▸ Task to carry out: Write out each line that follows exactly as it stands, without the pictures.

══ Rows

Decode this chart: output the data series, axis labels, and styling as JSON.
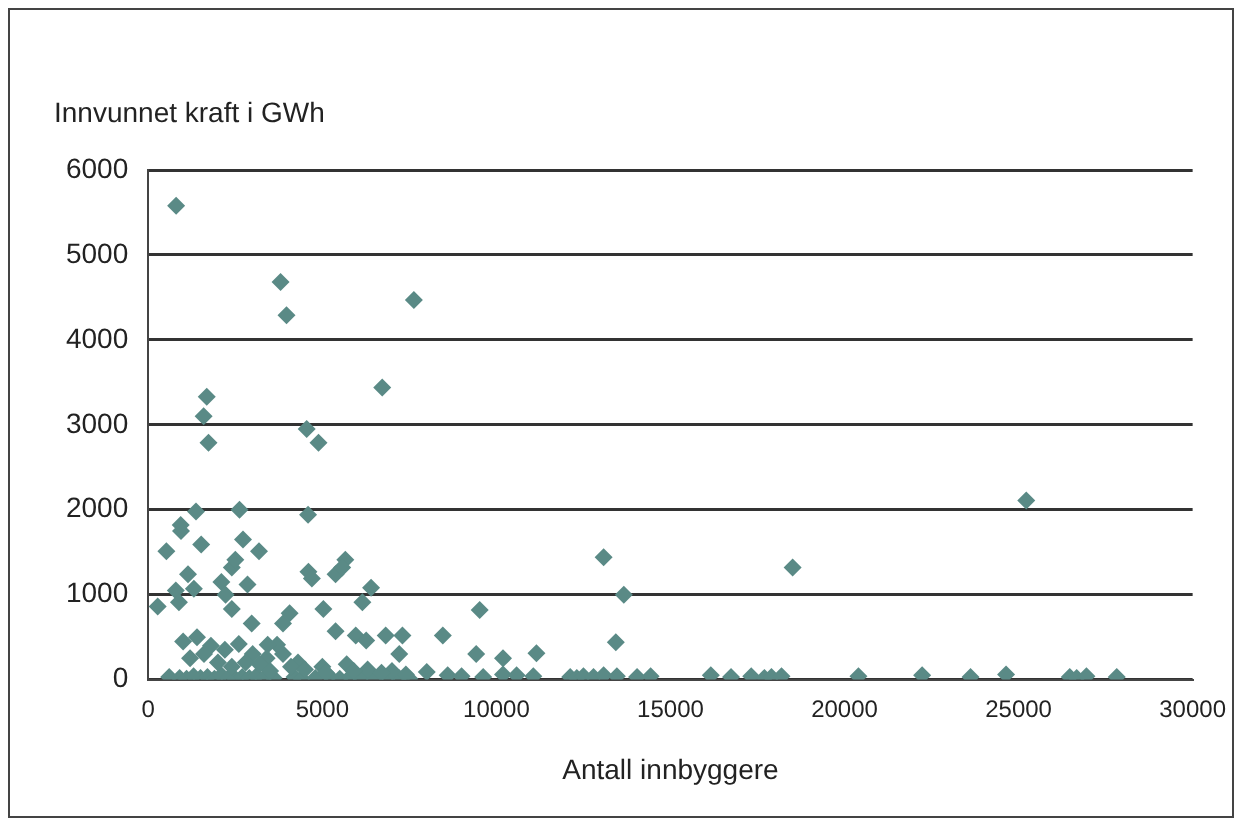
{
  "chart_data": {
    "type": "scatter",
    "xlabel": "Antall innbyggere",
    "ylabel": "Innvunnet kraft i GWh",
    "marker": "diamond",
    "grid": "y",
    "legend": false,
    "xlim": [
      0,
      30000
    ],
    "xticks": [
      0,
      5000,
      10000,
      15000,
      20000,
      25000,
      30000
    ],
    "ylim": [
      0,
      6000
    ],
    "yticks": [
      0,
      1000,
      2000,
      3000,
      4000,
      5000,
      6000
    ],
    "series": [
      {
        "color": "#5a8a86",
        "x": [
          800,
          3800,
          3970,
          7630,
          6720,
          1680,
          1590,
          1730,
          4550,
          4890,
          4590,
          1370,
          930,
          940,
          2620,
          2720,
          3180,
          1520,
          520,
          270,
          790,
          880,
          1140,
          1310,
          2100,
          2400,
          2500,
          2220,
          2400,
          2850,
          2970,
          4600,
          4700,
          5030,
          5380,
          5660,
          5570,
          6150,
          6400,
          5380,
          5960,
          6260,
          6820,
          7300,
          7210,
          8460,
          9520,
          9420,
          10190,
          3870,
          4060,
          3700,
          3870,
          3430,
          13080,
          13660,
          13430,
          18510,
          11150,
          25220,
          600,
          900,
          1100,
          1300,
          1500,
          1700,
          1900,
          2100,
          2300,
          2500,
          2700,
          2900,
          3100,
          3300,
          3600,
          4200,
          4400,
          4800,
          5200,
          5500,
          5800,
          6100,
          6500,
          6900,
          7200,
          7500,
          1000,
          1400,
          1800,
          2200,
          2600,
          3000,
          3400,
          4300,
          5000,
          5700,
          6300,
          7000,
          1200,
          1600,
          2000,
          2400,
          2800,
          3200,
          3500,
          4100,
          4500,
          5100,
          5900,
          6700,
          7400,
          8000,
          8600,
          9000,
          9620,
          10190,
          10580,
          11060,
          12120,
          12310,
          12500,
          12790,
          13080,
          13460,
          14040,
          14430,
          16160,
          16740,
          17320,
          17700,
          17900,
          18190,
          20400,
          22230,
          23620,
          24640,
          26470,
          26670,
          26950,
          27820
        ],
        "values": [
          5580,
          4680,
          4290,
          4470,
          3440,
          3330,
          3100,
          2790,
          2950,
          2790,
          1940,
          1980,
          1820,
          1750,
          2000,
          1650,
          1510,
          1590,
          1510,
          860,
          1050,
          910,
          1240,
          1070,
          1150,
          1320,
          1410,
          1000,
          830,
          1120,
          660,
          1270,
          1190,
          830,
          1240,
          1410,
          1320,
          910,
          1080,
          570,
          520,
          460,
          520,
          520,
          300,
          520,
          820,
          300,
          250,
          660,
          780,
          410,
          300,
          410,
          1440,
          1000,
          440,
          1320,
          310,
          2110,
          30,
          20,
          10,
          40,
          20,
          30,
          10,
          50,
          20,
          10,
          30,
          20,
          40,
          10,
          20,
          30,
          10,
          20,
          40,
          10,
          30,
          20,
          10,
          30,
          20,
          10,
          450,
          500,
          400,
          350,
          420,
          300,
          250,
          200,
          150,
          180,
          120,
          100,
          250,
          300,
          200,
          150,
          200,
          180,
          100,
          150,
          120,
          80,
          100,
          80,
          60,
          90,
          50,
          40,
          30,
          60,
          50,
          40,
          30,
          20,
          40,
          30,
          50,
          40,
          30,
          40,
          50,
          30,
          40,
          20,
          30,
          40,
          40,
          50,
          30,
          60,
          30,
          20,
          40,
          30
        ]
      }
    ]
  }
}
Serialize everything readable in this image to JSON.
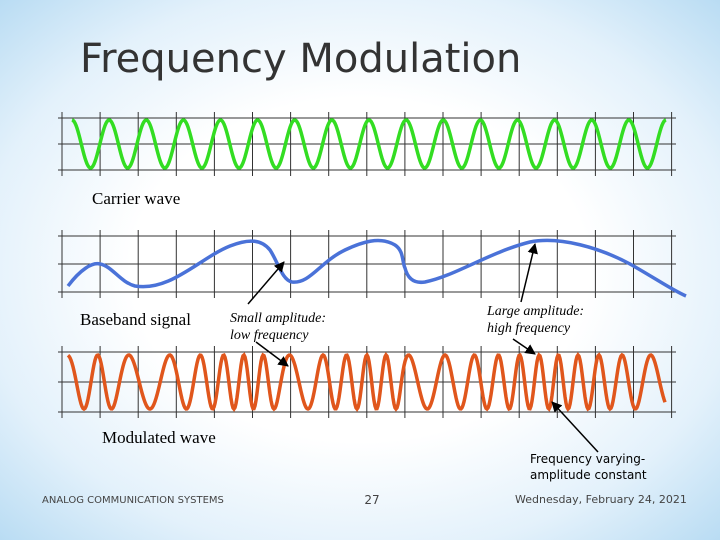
{
  "title": "Frequency Modulation",
  "labels": {
    "carrier": "Carrier wave",
    "baseband": "Baseband signal",
    "modulated": "Modulated wave"
  },
  "annotations": {
    "small": [
      "Small amplitude:",
      "low frequency"
    ],
    "large": [
      "Large amplitude:",
      "high frequency"
    ],
    "freq": [
      "Frequency varying-",
      "amplitude constant"
    ]
  },
  "footer": {
    "left": "ANALOG COMMUNICATION SYSTEMS",
    "page": "27",
    "date": "Wednesday, February 24, 2021"
  }
}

════

▸ Exercise answer:
Decode this chart: output the data series, axis labels, and styling as JSON.
{
  "chart_data": {
    "type": "scatter",
    "xlabel": "Antall innbyggere",
    "ylabel": "Innvunnet kraft i GWh",
    "marker": "diamond",
    "grid": "y",
    "legend": false,
    "xlim": [
      0,
      30000
    ],
    "xticks": [
      0,
      5000,
      10000,
      15000,
      20000,
      25000,
      30000
    ],
    "ylim": [
      0,
      6000
    ],
    "yticks": [
      0,
      1000,
      2000,
      3000,
      4000,
      5000,
      6000
    ],
    "series": [
      {
        "color": "#5a8a86",
        "x": [
          800,
          3800,
          3970,
          7630,
          6720,
          1680,
          1590,
          1730,
          4550,
          4890,
          4590,
          1370,
          930,
          940,
          2620,
          2720,
          3180,
          1520,
          520,
          270,
          790,
          880,
          1140,
          1310,
          2100,
          2400,
          2500,
          2220,
          2400,
          2850,
          2970,
          4600,
          4700,
          5030,
          5380,
          5660,
          5570,
          6150,
          6400,
          5380,
          5960,
          6260,
          6820,
          7300,
          7210,
          8460,
          9520,
          9420,
          10190,
          3870,
          4060,
          3700,
          3870,
          3430,
          13080,
          13660,
          13430,
          18510,
          11150,
          25220,
          600,
          900,
          1100,
          1300,
          1500,
          1700,
          1900,
          2100,
          2300,
          2500,
          2700,
          2900,
          3100,
          3300,
          3600,
          4200,
          4400,
          4800,
          5200,
          5500,
          5800,
          6100,
          6500,
          6900,
          7200,
          7500,
          1000,
          1400,
          1800,
          2200,
          2600,
          3000,
          3400,
          4300,
          5000,
          5700,
          6300,
          7000,
          1200,
          1600,
          2000,
          2400,
          2800,
          3200,
          3500,
          4100,
          4500,
          5100,
          5900,
          6700,
          7400,
          8000,
          8600,
          9000,
          9620,
          10190,
          10580,
          11060,
          12120,
          12310,
          12500,
          12790,
          13080,
          13460,
          14040,
          14430,
          16160,
          16740,
          17320,
          17700,
          17900,
          18190,
          20400,
          22230,
          23620,
          24640,
          26470,
          26670,
          26950,
          27820
        ],
        "values": [
          5580,
          4680,
          4290,
          4470,
          3440,
          3330,
          3100,
          2790,
          2950,
          2790,
          1940,
          1980,
          1820,
          1750,
          2000,
          1650,
          1510,
          1590,
          1510,
          860,
          1050,
          910,
          1240,
          1070,
          1150,
          1320,
          1410,
          1000,
          830,
          1120,
          660,
          1270,
          1190,
          830,
          1240,
          1410,
          1320,
          910,
          1080,
          570,
          520,
          460,
          520,
          520,
          300,
          520,
          820,
          300,
          250,
          660,
          780,
          410,
          300,
          410,
          1440,
          1000,
          440,
          1320,
          310,
          2110,
          30,
          20,
          10,
          40,
          20,
          30,
          10,
          50,
          20,
          10,
          30,
          20,
          40,
          10,
          20,
          30,
          10,
          20,
          40,
          10,
          30,
          20,
          10,
          30,
          20,
          10,
          450,
          500,
          400,
          350,
          420,
          300,
          250,
          200,
          150,
          180,
          120,
          100,
          250,
          300,
          200,
          150,
          200,
          180,
          100,
          150,
          120,
          80,
          100,
          80,
          60,
          90,
          50,
          40,
          30,
          60,
          50,
          40,
          30,
          20,
          40,
          30,
          50,
          40,
          30,
          40,
          50,
          30,
          40,
          20,
          30,
          40,
          40,
          50,
          30,
          60,
          30,
          20,
          40,
          30
        ]
      }
    ]
  }
}
Serialize everything readable in this image to JSON.
{
  "title": "Frequency Modulation",
  "labels": {
    "carrier": "Carrier wave",
    "baseband": "Baseband signal",
    "modulated": "Modulated wave"
  },
  "annotations": {
    "small": [
      "Small amplitude:",
      "low frequency"
    ],
    "large": [
      "Large amplitude:",
      "high frequency"
    ],
    "freq": [
      "Frequency varying-",
      "amplitude constant"
    ]
  },
  "footer": {
    "left": "ANALOG COMMUNICATION SYSTEMS",
    "page": "27",
    "date": "Wednesday, February 24, 2021"
  }
}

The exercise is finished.